[Collected data]
--------------------------------------------------

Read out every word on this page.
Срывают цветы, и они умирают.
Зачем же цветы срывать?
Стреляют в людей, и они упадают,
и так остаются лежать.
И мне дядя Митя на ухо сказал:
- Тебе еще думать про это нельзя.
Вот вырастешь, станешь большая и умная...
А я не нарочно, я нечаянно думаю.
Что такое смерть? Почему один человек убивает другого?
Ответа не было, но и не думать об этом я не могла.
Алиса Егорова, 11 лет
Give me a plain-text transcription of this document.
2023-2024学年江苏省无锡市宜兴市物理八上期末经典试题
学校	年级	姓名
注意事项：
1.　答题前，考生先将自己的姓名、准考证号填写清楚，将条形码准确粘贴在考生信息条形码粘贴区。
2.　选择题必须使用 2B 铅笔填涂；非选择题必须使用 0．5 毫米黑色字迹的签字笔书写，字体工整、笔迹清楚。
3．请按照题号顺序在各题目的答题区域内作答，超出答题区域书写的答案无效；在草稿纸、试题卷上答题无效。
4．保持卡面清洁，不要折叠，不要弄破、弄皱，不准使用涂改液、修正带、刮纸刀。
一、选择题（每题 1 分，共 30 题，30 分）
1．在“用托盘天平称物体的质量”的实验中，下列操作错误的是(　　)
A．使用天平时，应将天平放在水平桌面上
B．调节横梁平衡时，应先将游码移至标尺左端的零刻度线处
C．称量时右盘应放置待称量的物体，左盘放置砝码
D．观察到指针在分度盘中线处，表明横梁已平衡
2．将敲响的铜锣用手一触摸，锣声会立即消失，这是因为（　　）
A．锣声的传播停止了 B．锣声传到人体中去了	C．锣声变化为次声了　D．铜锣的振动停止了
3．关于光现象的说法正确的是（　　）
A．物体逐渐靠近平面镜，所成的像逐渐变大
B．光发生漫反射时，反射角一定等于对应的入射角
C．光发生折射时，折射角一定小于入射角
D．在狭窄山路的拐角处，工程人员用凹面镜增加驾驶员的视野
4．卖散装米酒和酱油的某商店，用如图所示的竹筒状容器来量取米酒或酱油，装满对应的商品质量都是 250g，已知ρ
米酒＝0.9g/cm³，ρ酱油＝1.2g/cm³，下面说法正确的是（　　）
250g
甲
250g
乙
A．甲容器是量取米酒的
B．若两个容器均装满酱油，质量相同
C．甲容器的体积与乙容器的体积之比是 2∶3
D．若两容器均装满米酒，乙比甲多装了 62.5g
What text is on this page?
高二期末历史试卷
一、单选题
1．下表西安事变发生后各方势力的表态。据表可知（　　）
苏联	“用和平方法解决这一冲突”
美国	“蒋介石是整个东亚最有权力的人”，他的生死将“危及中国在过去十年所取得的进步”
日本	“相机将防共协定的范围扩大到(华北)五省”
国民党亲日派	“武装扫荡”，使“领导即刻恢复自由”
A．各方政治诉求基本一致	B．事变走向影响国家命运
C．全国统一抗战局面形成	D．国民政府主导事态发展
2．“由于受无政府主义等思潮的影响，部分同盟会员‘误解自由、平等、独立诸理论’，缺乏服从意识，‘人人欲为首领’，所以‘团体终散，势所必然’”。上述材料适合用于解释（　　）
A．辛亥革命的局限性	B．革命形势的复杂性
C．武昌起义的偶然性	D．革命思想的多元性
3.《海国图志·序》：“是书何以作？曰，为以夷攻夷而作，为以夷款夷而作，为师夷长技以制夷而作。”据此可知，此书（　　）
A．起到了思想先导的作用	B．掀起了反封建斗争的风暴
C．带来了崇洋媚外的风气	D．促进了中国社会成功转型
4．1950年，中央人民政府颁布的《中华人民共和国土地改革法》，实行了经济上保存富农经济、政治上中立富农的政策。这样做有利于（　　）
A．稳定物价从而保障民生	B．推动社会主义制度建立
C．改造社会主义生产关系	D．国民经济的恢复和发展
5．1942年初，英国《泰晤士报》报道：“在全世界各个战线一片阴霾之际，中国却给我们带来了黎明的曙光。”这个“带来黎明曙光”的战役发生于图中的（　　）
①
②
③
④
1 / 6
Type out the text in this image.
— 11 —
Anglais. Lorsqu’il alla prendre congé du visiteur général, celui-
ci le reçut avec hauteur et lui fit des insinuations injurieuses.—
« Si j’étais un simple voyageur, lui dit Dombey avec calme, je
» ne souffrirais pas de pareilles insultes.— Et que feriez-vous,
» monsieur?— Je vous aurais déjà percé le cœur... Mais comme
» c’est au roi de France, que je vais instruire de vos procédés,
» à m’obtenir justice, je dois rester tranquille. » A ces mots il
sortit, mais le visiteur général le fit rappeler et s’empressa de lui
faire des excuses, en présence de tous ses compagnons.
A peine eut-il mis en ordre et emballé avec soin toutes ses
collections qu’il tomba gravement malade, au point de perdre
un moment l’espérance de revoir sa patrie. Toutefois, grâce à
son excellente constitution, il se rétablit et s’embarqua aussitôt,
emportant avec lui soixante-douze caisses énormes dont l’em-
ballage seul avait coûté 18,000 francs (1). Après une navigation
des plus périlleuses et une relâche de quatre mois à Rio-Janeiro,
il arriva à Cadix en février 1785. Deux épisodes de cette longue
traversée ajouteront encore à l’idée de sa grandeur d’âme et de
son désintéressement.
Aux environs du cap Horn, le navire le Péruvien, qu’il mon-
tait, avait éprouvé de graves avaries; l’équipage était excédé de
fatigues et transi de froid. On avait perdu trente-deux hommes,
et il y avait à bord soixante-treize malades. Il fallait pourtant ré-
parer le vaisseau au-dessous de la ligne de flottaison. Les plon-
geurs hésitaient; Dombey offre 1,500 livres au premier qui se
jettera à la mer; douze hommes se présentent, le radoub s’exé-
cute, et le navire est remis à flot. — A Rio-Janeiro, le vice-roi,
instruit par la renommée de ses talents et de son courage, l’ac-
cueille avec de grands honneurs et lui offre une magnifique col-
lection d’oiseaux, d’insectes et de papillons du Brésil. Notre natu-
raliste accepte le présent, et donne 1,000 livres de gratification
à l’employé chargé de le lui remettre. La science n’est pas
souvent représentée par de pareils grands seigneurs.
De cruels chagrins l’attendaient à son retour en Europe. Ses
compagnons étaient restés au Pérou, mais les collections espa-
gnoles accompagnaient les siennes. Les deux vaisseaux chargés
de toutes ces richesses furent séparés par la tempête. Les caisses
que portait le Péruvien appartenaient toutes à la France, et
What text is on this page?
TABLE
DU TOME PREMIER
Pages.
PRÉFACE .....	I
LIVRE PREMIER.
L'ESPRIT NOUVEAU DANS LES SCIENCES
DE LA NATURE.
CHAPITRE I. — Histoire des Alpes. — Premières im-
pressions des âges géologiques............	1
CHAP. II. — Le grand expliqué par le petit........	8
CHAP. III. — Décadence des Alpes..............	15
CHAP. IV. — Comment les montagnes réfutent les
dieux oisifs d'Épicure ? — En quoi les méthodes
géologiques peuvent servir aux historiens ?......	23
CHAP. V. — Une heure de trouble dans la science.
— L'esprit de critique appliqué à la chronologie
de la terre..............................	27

--------------------------------------------------

** THE TASK **
Reproduce all of the entries word for word.

** EXERCISE SOLUTION **
Read out every word on this page.
Срывают цветы, и они умирают.
Зачем же цветы срывать?
Стреляют в людей, и они упадают,
и так остаются лежать.
И мне дядя Митя на ухо сказал:
- Тебе еще думать про это нельзя.
Вот вырастешь, станешь большая и умная...
А я не нарочно, я нечаянно думаю.
Что такое смерть? Почему один человек убивает другого?
Ответа не было, но и не думать об этом я не могла.
Алиса Егорова, 11 лет
Give me a plain-text transcription of this document.
2023-2024学年江苏省无锡市宜兴市物理八上期末经典试题
学校	年级	姓名
注意事项：
1.　答题前，考生先将自己的姓名、准考证号填写清楚，将条形码准确粘贴在考生信息条形码粘贴区。
2.　选择题必须使用 2B 铅笔填涂；非选择题必须使用 0．5 毫米黑色字迹的签字笔书写，字体工整、笔迹清楚。
3．请按照题号顺序在各题目的答题区域内作答，超出答题区域书写的答案无效；在草稿纸、试题卷上答题无效。
4．保持卡面清洁，不要折叠，不要弄破、弄皱，不准使用涂改液、修正带、刮纸刀。
一、选择题（每题 1 分，共 30 题，30 分）
1．在“用托盘天平称物体的质量”的实验中，下列操作错误的是(　　)
A．使用天平时，应将天平放在水平桌面上
B．调节横梁平衡时，应先将游码移至标尺左端的零刻度线处
C．称量时右盘应放置待称量的物体，左盘放置砝码
D．观察到指针在分度盘中线处，表明横梁已平衡
2．将敲响的铜锣用手一触摸，锣声会立即消失，这是因为（　　）
A．锣声的传播停止了 B．锣声传到人体中去了	C．锣声变化为次声了　D．铜锣的振动停止了
3．关于光现象的说法正确的是（　　）
A．物体逐渐靠近平面镜，所成的像逐渐变大
B．光发生漫反射时，反射角一定等于对应的入射角
C．光发生折射时，折射角一定小于入射角
D．在狭窄山路的拐角处，工程人员用凹面镜增加驾驶员的视野
4．卖散装米酒和酱油的某商店，用如图所示的竹筒状容器来量取米酒或酱油，装满对应的商品质量都是 250g，已知ρ
米酒＝0.9g/cm³，ρ酱油＝1.2g/cm³，下面说法正确的是（　　）
250g
甲
250g
乙
A．甲容器是量取米酒的
B．若两个容器均装满酱油，质量相同
C．甲容器的体积与乙容器的体积之比是 2∶3
D．若两容器均装满米酒，乙比甲多装了 62.5g
What text is on this page?
高二期末历史试卷
一、单选题
1．下表西安事变发生后各方势力的表态。据表可知（　　）
苏联	“用和平方法解决这一冲突”
美国	“蒋介石是整个东亚最有权力的人”，他的生死将“危及中国在过去十年所取得的进步”
日本	“相机将防共协定的范围扩大到(华北)五省”
国民党亲日派	“武装扫荡”，使“领导即刻恢复自由”
A．各方政治诉求基本一致	B．事变走向影响国家命运
C．全国统一抗战局面形成	D．国民政府主导事态发展
2．“由于受无政府主义等思潮的影响，部分同盟会员‘误解自由、平等、独立诸理论’，缺乏服从意识，‘人人欲为首领’，所以‘团体终散，势所必然’”。上述材料适合用于解释（　　）
A．辛亥革命的局限性	B．革命形势的复杂性
C．武昌起义的偶然性	D．革命思想的多元性
3.《海国图志·序》：“是书何以作？曰，为以夷攻夷而作，为以夷款夷而作，为师夷长技以制夷而作。”据此可知，此书（　　）
A．起到了思想先导的作用	B．掀起了反封建斗争的风暴
C．带来了崇洋媚外的风气	D．促进了中国社会成功转型
4．1950年，中央人民政府颁布的《中华人民共和国土地改革法》，实行了经济上保存富农经济、政治上中立富农的政策。这样做有利于（　　）
A．稳定物价从而保障民生	B．推动社会主义制度建立
C．改造社会主义生产关系	D．国民经济的恢复和发展
5．1942年初，英国《泰晤士报》报道：“在全世界各个战线一片阴霾之际，中国却给我们带来了黎明的曙光。”这个“带来黎明曙光”的战役发生于图中的（　　）
①
②
③
④
1 / 6
Type out the text in this image.
— 11 —
Anglais. Lorsqu’il alla prendre congé du visiteur général, celui-
ci le reçut avec hauteur et lui fit des insinuations injurieuses.—
« Si j’étais un simple voyageur, lui dit Dombey avec calme, je
» ne souffrirais pas de pareilles insultes.— Et que feriez-vous,
» monsieur?— Je vous aurais déjà percé le cœur... Mais comme
» c’est au roi de France, que je vais instruire de vos procédés,
» à m’obtenir justice, je dois rester tranquille. » A ces mots il
sortit, mais le visiteur général le fit rappeler et s’empressa de lui
faire des excuses, en présence de tous ses compagnons.
A peine eut-il mis en ordre et emballé avec soin toutes ses
collections qu’il tomba gravement malade, au point de perdre
un moment l’espérance de revoir sa patrie. Toutefois, grâce à
son excellente constitution, il se rétablit et s’embarqua aussitôt,
emportant avec lui soixante-douze caisses énormes dont l’em-
ballage seul avait coûté 18,000 francs (1). Après une navigation
des plus périlleuses et une relâche de quatre mois à Rio-Janeiro,
il arriva à Cadix en février 1785. Deux épisodes de cette longue
traversée ajouteront encore à l’idée de sa grandeur d’âme et de
son désintéressement.
Aux environs du cap Horn, le navire le Péruvien, qu’il mon-
tait, avait éprouvé de graves avaries; l’équipage était excédé de
fatigues et transi de froid. On avait perdu trente-deux hommes,
et il y avait à bord soixante-treize malades. Il fallait pourtant ré-
parer le vaisseau au-dessous de la ligne de flottaison. Les plon-
geurs hésitaient; Dombey offre 1,500 livres au premier qui se
jettera à la mer; douze hommes se présentent, le radoub s’exé-
cute, et le navire est remis à flot. — A Rio-Janeiro, le vice-roi,
instruit par la renommée de ses talents et de son courage, l’ac-
cueille avec de grands honneurs et lui offre une magnifique col-
lection d’oiseaux, d’insectes et de papillons du Brésil. Notre natu-
raliste accepte le présent, et donne 1,000 livres de gratification
à l’employé chargé de le lui remettre. La science n’est pas
souvent représentée par de pareils grands seigneurs.
De cruels chagrins l’attendaient à son retour en Europe. Ses
compagnons étaient restés au Pérou, mais les collections espa-
gnoles accompagnaient les siennes. Les deux vaisseaux chargés
de toutes ces richesses furent séparés par la tempête. Les caisses
que portait le Péruvien appartenaient toutes à la France, et
What text is on this page?
TABLE
DU TOME PREMIER
Pages.
PRÉFACE .....	I
LIVRE PREMIER.
L'ESPRIT NOUVEAU DANS LES SCIENCES
DE LA NATURE.
CHAPITRE I. — Histoire des Alpes. — Premières im-
pressions des âges géologiques............	1
CHAP. II. — Le grand expliqué par le petit........	8
CHAP. III. — Décadence des Alpes..............	15
CHAP. IV. — Comment les montagnes réfutent les
dieux oisifs d'Épicure ? — En quoi les méthodes
géologiques peuvent servir aux historiens ?......	23
CHAP. V. — Une heure de trouble dans la science.
— L'esprit de critique appliqué à la chronologie
de la terre..............................	27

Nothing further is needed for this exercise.